PROBLEM STATEMENT: Could you extract every entry below and reproduce it exactly?

MATERIAL FOR THIS EXERCISE:
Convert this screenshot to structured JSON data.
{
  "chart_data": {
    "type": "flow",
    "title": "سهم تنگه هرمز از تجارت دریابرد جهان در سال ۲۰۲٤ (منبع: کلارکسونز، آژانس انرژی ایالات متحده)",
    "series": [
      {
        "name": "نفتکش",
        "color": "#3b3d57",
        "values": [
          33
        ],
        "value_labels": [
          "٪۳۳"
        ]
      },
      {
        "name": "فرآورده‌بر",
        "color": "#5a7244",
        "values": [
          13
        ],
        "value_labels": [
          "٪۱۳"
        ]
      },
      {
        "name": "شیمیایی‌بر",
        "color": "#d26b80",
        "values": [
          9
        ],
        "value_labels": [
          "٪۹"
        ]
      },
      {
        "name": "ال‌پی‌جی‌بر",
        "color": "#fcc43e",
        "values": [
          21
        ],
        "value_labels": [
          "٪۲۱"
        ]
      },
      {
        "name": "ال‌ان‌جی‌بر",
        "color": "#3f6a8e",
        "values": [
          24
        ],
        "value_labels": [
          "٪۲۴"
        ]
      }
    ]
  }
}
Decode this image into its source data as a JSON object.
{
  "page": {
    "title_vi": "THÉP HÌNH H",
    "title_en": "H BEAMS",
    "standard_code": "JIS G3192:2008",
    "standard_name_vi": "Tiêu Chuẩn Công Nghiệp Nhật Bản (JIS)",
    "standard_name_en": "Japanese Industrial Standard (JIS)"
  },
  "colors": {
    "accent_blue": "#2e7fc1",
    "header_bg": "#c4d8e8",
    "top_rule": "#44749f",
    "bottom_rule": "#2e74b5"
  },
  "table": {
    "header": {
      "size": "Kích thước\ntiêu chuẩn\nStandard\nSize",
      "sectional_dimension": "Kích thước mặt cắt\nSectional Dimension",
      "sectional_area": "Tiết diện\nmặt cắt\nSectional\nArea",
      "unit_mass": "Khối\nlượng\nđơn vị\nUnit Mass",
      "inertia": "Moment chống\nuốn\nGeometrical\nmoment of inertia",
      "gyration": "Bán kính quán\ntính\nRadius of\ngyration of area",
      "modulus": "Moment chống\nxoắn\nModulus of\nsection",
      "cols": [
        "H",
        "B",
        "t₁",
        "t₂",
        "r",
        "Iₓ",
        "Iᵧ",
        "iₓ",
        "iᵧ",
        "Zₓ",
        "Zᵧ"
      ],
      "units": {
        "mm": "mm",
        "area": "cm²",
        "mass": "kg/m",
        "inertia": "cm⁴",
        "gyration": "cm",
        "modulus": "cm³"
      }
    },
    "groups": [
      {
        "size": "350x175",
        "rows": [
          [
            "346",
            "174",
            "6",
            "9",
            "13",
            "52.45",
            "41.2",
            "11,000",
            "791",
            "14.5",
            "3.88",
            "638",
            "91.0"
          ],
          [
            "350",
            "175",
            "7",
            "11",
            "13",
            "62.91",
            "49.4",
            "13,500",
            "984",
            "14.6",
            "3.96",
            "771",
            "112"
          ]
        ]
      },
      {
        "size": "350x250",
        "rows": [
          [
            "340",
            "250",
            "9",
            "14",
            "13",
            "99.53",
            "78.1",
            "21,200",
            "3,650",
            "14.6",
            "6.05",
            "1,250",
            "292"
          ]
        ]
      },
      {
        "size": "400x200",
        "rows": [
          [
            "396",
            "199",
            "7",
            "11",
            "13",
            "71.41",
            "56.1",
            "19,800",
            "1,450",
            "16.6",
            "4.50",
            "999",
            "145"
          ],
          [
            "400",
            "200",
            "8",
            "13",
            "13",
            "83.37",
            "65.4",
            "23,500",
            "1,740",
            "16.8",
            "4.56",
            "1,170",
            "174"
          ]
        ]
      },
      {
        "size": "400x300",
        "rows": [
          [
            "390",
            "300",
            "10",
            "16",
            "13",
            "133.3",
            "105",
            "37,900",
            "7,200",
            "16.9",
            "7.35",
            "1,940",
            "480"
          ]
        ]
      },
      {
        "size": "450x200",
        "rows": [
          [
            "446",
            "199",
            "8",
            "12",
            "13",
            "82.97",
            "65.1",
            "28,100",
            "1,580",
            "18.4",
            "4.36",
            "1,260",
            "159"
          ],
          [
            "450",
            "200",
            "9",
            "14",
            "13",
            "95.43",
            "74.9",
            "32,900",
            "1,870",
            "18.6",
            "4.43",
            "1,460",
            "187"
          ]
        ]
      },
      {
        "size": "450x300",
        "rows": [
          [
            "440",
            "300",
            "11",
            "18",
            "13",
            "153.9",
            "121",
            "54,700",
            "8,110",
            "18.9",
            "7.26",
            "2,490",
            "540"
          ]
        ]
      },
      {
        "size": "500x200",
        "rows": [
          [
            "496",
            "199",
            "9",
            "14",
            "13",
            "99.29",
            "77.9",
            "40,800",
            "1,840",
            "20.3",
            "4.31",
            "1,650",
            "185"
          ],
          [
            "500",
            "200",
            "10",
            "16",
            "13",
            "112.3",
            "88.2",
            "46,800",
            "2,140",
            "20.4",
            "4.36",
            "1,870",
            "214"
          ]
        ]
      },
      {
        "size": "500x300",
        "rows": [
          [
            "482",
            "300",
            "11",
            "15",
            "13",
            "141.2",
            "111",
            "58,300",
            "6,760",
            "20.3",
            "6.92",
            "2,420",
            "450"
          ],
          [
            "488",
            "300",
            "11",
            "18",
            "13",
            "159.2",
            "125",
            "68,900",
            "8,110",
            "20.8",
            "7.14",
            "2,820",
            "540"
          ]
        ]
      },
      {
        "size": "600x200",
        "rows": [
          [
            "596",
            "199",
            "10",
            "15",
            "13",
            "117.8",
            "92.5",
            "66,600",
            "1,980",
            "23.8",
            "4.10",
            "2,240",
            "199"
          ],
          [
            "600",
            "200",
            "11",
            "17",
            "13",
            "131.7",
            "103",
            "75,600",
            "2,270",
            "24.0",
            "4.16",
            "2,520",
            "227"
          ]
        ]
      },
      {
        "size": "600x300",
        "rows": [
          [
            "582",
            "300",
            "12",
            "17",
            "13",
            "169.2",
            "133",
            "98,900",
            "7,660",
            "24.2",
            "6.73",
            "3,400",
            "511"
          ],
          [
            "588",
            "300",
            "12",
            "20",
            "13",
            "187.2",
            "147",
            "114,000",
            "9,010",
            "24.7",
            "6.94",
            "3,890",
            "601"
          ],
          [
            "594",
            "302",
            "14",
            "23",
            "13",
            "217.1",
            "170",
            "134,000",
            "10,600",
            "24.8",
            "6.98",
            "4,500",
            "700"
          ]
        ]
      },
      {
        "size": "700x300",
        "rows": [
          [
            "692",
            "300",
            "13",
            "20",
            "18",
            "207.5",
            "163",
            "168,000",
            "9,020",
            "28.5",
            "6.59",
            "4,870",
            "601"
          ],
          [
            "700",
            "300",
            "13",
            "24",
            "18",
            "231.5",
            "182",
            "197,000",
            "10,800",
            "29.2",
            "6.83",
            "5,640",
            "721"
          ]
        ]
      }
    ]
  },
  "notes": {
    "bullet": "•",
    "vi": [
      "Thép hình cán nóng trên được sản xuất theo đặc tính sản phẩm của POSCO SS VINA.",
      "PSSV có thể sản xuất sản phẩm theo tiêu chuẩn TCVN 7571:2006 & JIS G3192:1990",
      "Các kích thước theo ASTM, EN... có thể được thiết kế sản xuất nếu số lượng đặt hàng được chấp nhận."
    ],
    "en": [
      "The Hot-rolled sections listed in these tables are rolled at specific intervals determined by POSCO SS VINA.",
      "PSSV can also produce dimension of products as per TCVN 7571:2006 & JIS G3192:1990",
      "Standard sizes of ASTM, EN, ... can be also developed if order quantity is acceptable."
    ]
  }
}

SOLVED EXERCISE:
Convert this screenshot to structured JSON data.
{
  "chart_data": {
    "type": "flow",
    "title": "سهم تنگه هرمز از تجارت دریابرد جهان در سال ۲۰۲٤ (منبع: کلارکسونز، آژانس انرژی ایالات متحده)",
    "series": [
      {
        "name": "نفتکش",
        "color": "#3b3d57",
        "values": [
          33
        ],
        "value_labels": [
          "٪۳۳"
        ]
      },
      {
        "name": "فرآورده‌بر",
        "color": "#5a7244",
        "values": [
          13
        ],
        "value_labels": [
          "٪۱۳"
        ]
      },
      {
        "name": "شیمیایی‌بر",
        "color": "#d26b80",
        "values": [
          9
        ],
        "value_labels": [
          "٪۹"
        ]
      },
      {
        "name": "ال‌پی‌جی‌بر",
        "color": "#fcc43e",
        "values": [
          21
        ],
        "value_labels": [
          "٪۲۱"
        ]
      },
      {
        "name": "ال‌ان‌جی‌بر",
        "color": "#3f6a8e",
        "values": [
          24
        ],
        "value_labels": [
          "٪۲۴"
        ]
      }
    ]
  }
}
Decode this image into its source data as a JSON object.
{
  "page": {
    "title_vi": "THÉP HÌNH H",
    "title_en": "H BEAMS",
    "standard_code": "JIS G3192:2008",
    "standard_name_vi": "Tiêu Chuẩn Công Nghiệp Nhật Bản (JIS)",
    "standard_name_en": "Japanese Industrial Standard (JIS)"
  },
  "colors": {
    "accent_blue": "#2e7fc1",
    "header_bg": "#c4d8e8",
    "top_rule": "#44749f",
    "bottom_rule": "#2e74b5"
  },
  "table": {
    "header": {
      "size": "Kích thước\ntiêu chuẩn\nStandard\nSize",
      "sectional_dimension": "Kích thước mặt cắt\nSectional Dimension",
      "sectional_area": "Tiết diện\nmặt cắt\nSectional\nArea",
      "unit_mass": "Khối\nlượng\nđơn vị\nUnit Mass",
      "inertia": "Moment chống\nuốn\nGeometrical\nmoment of inertia",
      "gyration": "Bán kính quán\ntính\nRadius of\ngyration of area",
      "modulus": "Moment chống\nxoắn\nModulus of\nsection",
      "cols": [
        "H",
        "B",
        "t₁",
        "t₂",
        "r",
        "Iₓ",
        "Iᵧ",
        "iₓ",
        "iᵧ",
        "Zₓ",
        "Zᵧ"
      ],
      "units": {
        "mm": "mm",
        "area": "cm²",
        "mass": "kg/m",
        "inertia": "cm⁴",
        "gyration": "cm",
        "modulus": "cm³"
      }
    },
    "groups": [
      {
        "size": "350x175",
        "rows": [
          [
            "346",
            "174",
            "6",
            "9",
            "13",
            "52.45",
            "41.2",
            "11,000",
            "791",
            "14.5",
            "3.88",
            "638",
            "91.0"
          ],
          [
            "350",
            "175",
            "7",
            "11",
            "13",
            "62.91",
            "49.4",
            "13,500",
            "984",
            "14.6",
            "3.96",
            "771",
            "112"
          ]
        ]
      },
      {
        "size": "350x250",
        "rows": [
          [
            "340",
            "250",
            "9",
            "14",
            "13",
            "99.53",
            "78.1",
            "21,200",
            "3,650",
            "14.6",
            "6.05",
            "1,250",
            "292"
          ]
        ]
      },
      {
        "size": "400x200",
        "rows": [
          [
            "396",
            "199",
            "7",
            "11",
            "13",
            "71.41",
            "56.1",
            "19,800",
            "1,450",
            "16.6",
            "4.50",
            "999",
            "145"
          ],
          [
            "400",
            "200",
            "8",
            "13",
            "13",
            "83.37",
            "65.4",
            "23,500",
            "1,740",
            "16.8",
            "4.56",
            "1,170",
            "174"
          ]
        ]
      },
      {
        "size": "400x300",
        "rows": [
          [
            "390",
            "300",
            "10",
            "16",
            "13",
            "133.3",
            "105",
            "37,900",
            "7,200",
            "16.9",
            "7.35",
            "1,940",
            "480"
          ]
        ]
      },
      {
        "size": "450x200",
        "rows": [
          [
            "446",
            "199",
            "8",
            "12",
            "13",
            "82.97",
            "65.1",
            "28,100",
            "1,580",
            "18.4",
            "4.36",
            "1,260",
            "159"
          ],
          [
            "450",
            "200",
            "9",
            "14",
            "13",
            "95.43",
            "74.9",
            "32,900",
            "1,870",
            "18.6",
            "4.43",
            "1,460",
            "187"
          ]
        ]
      },
      {
        "size": "450x300",
        "rows": [
          [
            "440",
            "300",
            "11",
            "18",
            "13",
            "153.9",
            "121",
            "54,700",
            "8,110",
            "18.9",
            "7.26",
            "2,490",
            "540"
          ]
        ]
      },
      {
        "size": "500x200",
        "rows": [
          [
            "496",
            "199",
            "9",
            "14",
            "13",
            "99.29",
            "77.9",
            "40,800",
            "1,840",
            "20.3",
            "4.31",
            "1,650",
            "185"
          ],
          [
            "500",
            "200",
            "10",
            "16",
            "13",
            "112.3",
            "88.2",
            "46,800",
            "2,140",
            "20.4",
            "4.36",
            "1,870",
            "214"
          ]
        ]
      },
      {
        "size": "500x300",
        "rows": [
          [
            "482",
            "300",
            "11",
            "15",
            "13",
            "141.2",
            "111",
            "58,300",
            "6,760",
            "20.3",
            "6.92",
            "2,420",
            "450"
          ],
          [
            "488",
            "300",
            "11",
            "18",
            "13",
            "159.2",
            "125",
            "68,900",
            "8,110",
            "20.8",
            "7.14",
            "2,820",
            "540"
          ]
        ]
      },
      {
        "size": "600x200",
        "rows": [
          [
            "596",
            "199",
            "10",
            "15",
            "13",
            "117.8",
            "92.5",
            "66,600",
            "1,980",
            "23.8",
            "4.10",
            "2,240",
            "199"
          ],
          [
            "600",
            "200",
            "11",
            "17",
            "13",
            "131.7",
            "103",
            "75,600",
            "2,270",
            "24.0",
            "4.16",
            "2,520",
            "227"
          ]
        ]
      },
      {
        "size": "600x300",
        "rows": [
          [
            "582",
            "300",
            "12",
            "17",
            "13",
            "169.2",
            "133",
            "98,900",
            "7,660",
            "24.2",
            "6.73",
            "3,400",
            "511"
          ],
          [
            "588",
            "300",
            "12",
            "20",
            "13",
            "187.2",
            "147",
            "114,000",
            "9,010",
            "24.7",
            "6.94",
            "3,890",
            "601"
          ],
          [
            "594",
            "302",
            "14",
            "23",
            "13",
            "217.1",
            "170",
            "134,000",
            "10,600",
            "24.8",
            "6.98",
            "4,500",
            "700"
          ]
        ]
      },
      {
        "size": "700x300",
        "rows": [
          [
            "692",
            "300",
            "13",
            "20",
            "18",
            "207.5",
            "163",
            "168,000",
            "9,020",
            "28.5",
            "6.59",
            "4,870",
            "601"
          ],
          [
            "700",
            "300",
            "13",
            "24",
            "18",
            "231.5",
            "182",
            "197,000",
            "10,800",
            "29.2",
            "6.83",
            "5,640",
            "721"
          ]
        ]
      }
    ]
  },
  "notes": {
    "bullet": "•",
    "vi": [
      "Thép hình cán nóng trên được sản xuất theo đặc tính sản phẩm của POSCO SS VINA.",
      "PSSV có thể sản xuất sản phẩm theo tiêu chuẩn TCVN 7571:2006 & JIS G3192:1990",
      "Các kích thước theo ASTM, EN... có thể được thiết kế sản xuất nếu số lượng đặt hàng được chấp nhận."
    ],
    "en": [
      "The Hot-rolled sections listed in these tables are rolled at specific intervals determined by POSCO SS VINA.",
      "PSSV can also produce dimension of products as per TCVN 7571:2006 & JIS G3192:1990",
      "Standard sizes of ASTM, EN, ... can be also developed if order quantity is acceptable."
    ]
  }
}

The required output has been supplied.